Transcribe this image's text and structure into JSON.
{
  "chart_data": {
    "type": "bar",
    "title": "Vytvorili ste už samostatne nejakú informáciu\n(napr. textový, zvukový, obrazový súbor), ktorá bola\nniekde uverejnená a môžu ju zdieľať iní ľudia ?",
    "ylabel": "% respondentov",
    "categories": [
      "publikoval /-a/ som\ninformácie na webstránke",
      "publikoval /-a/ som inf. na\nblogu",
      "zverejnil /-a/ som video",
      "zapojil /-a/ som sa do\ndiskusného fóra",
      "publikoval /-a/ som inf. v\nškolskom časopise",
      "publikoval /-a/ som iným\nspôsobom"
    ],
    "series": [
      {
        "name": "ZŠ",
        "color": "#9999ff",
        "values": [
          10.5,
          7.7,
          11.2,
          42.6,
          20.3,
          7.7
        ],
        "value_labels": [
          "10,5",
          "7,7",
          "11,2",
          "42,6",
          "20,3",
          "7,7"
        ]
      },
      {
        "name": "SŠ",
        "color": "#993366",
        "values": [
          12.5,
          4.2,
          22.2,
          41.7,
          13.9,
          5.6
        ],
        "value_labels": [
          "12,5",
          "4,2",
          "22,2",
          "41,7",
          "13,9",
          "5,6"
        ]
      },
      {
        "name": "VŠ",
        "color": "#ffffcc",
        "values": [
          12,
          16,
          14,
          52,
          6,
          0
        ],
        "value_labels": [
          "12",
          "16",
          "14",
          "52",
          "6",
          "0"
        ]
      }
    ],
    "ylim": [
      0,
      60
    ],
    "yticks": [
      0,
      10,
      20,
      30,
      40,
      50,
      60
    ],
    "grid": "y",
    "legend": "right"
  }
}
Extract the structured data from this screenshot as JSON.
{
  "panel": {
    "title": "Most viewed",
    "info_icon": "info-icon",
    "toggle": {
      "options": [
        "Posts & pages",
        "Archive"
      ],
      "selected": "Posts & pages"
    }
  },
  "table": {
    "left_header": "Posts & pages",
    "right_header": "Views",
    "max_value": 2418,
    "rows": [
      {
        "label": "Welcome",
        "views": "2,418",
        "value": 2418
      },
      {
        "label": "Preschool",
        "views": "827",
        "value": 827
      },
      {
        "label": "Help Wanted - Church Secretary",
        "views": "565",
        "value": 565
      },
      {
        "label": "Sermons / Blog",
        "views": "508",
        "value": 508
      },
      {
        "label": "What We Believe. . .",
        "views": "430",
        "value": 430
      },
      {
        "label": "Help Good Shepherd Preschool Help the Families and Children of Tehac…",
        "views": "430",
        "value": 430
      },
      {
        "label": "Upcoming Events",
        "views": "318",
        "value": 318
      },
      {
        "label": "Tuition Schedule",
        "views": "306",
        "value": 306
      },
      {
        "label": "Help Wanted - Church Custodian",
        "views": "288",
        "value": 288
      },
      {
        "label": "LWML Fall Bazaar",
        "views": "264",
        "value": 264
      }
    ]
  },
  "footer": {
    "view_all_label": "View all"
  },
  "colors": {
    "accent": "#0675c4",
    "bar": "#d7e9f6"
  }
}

----------------------------------------

_STATED TASK_
All lines of the data above that include the word "Church" must be shown.

_WRITTEN RESPONSE_
        "label": "Help Wanted - Church Secretary",
        "label": "Help Wanted - Church Custodian",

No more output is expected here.